* [Problems to solve]
a) Do these statements agree with the Sterling College article? For each, answer yes or no and quote the words of the article that decide it.
(i) Sterling College announced its closure in November.
(ii) The campus currently has 210 dormitory beds.
(iii) Under the community land trust model, homeowners who sell may set whatever price they choose.
b) In the Sterling College article, when did Carey Crozier describe the trust's efforts to legislators?
c) Write what comes next in the Sterling College article, starting after its last sentence.

* [Text to read]

According to Ramsdell, the land trust spent its first full year “putting the ‘community’ in ‘community trust’”: reaching out and listening to community members, hosting speakers and building relationships. When Sterling College announced its closure in November, people began looking to Headwaters as a potential solution for the campus’s future, she said.
Sterling College consists of 166 acres in Craftsbury Common, which includes 12 “primary buildings” totalling around 65,000 square feet and 16 “outbuildings” totaling approximately 20,000 square feet. The 68-year-old institution currently has 110 dormitory beds, as well as classrooms, offices, a library, a dining hall, farm and forestry infrastructure, athletic fields and trail networks. It is also located near Craftsbury’s high school and the town library.
“The community land trust is definitely a model that’s ideally suited to hold all of the hopes and possibilities people want for that campus in the future, whether it’s some combination of education or commercial or housing,” Ramsdell said.
In the community land trust model, the trust acquires and maintains ownership of land, selling the houses on it at an affordable price. If homeowners decide to sell, they do so per an established resale formula to keep the housing affordable in perpetuity. Such trusts, governed by a board made up of residents and community members, can also serve as the long-term stewards for other community assets.
Carey Crozier, a Headwaters board member, detailed the trust’s efforts to explore an acquisition of Sterling to legislators during NEK Day at the Statehouse at the end of January.

* [Data provided]
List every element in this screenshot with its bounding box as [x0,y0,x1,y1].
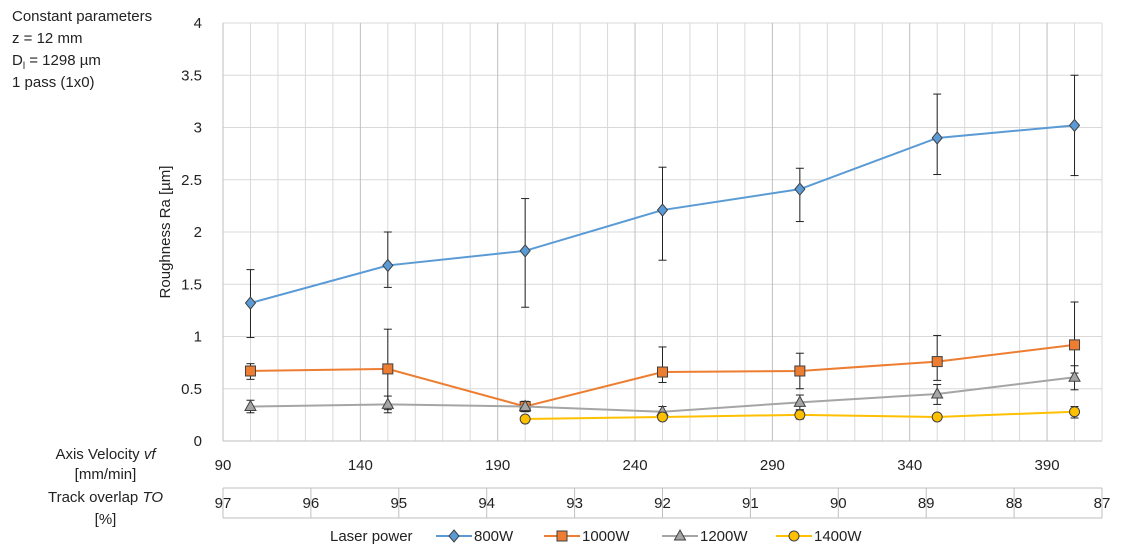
==
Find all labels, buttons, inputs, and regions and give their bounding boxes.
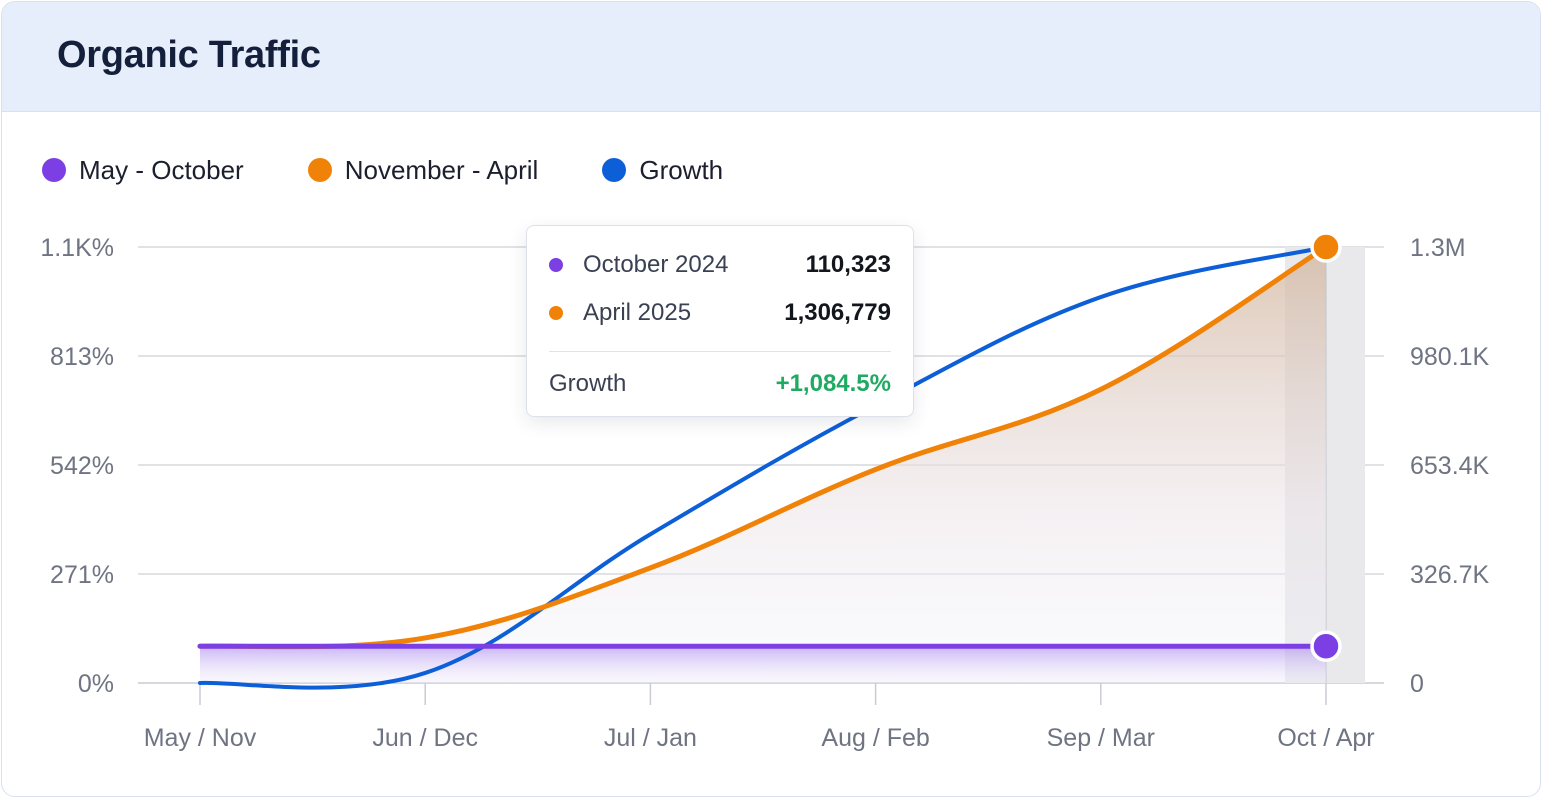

* [Answers]
a)
(i) Yes: "When Sterling College announced its closure in November"
(ii) No: "The 68-year-old institution currently has 110 dormitory beds"
(iii) No: "they do so per an established resale formula to keep the housing affordable in perpetuity"

b) During NEK Day at the Statehouse at the end of January.

c)
“This is the first time in probably the 10 years that I’ve been renting in the area that I feel like we’re actually getting somewhere, after so many conversations and so many initiatives,” she said.
Scott Thomas, president of Sterling College, said in an email last week that the institution is also encouraged by the community-centered exploration underway with both Headwaters and Craftsbury Saplings, a child care center.
Farm fields at Sterling College. Photo courtesy of Sterling College
“Headwaters’ Community Land Trust model offers an innovative framework to help ensure continued alignment between the campus and the needs and values of the community as Sterling concludes its degree-granting programs,” Thomas said. “We see this as a meaningful opportunity to expand childcare and establish permanent affordable housing in Craftsbury while potentially maintaining a thread of educational and ecological programming that has defined Sterling over the decades.”
“Of course, discussions with Headwaters remain exploratory, and any transaction would require review and approval by Sterling’s Board of Trustees,” he added.
Craftsbury Saplings, which currently operates in the East Craftsbury Presbyterian Church, is looking to renovate a dormitory at Sterling College to expand its programming if Headwaters acquires the property. Initially, the child care center planned to expand at its current location but has shifted gears due to rising costs and changes in funding.
According to Melissa Jacobs, Saplings’ executive director, the center serves around 19 children daily and plans to increase enrollment to 42 children and offer infant care for the first time once the expansion is complete. The organization has raised around $885,000 from donors and foundations for the expansion, as well as $2 million in federal funds.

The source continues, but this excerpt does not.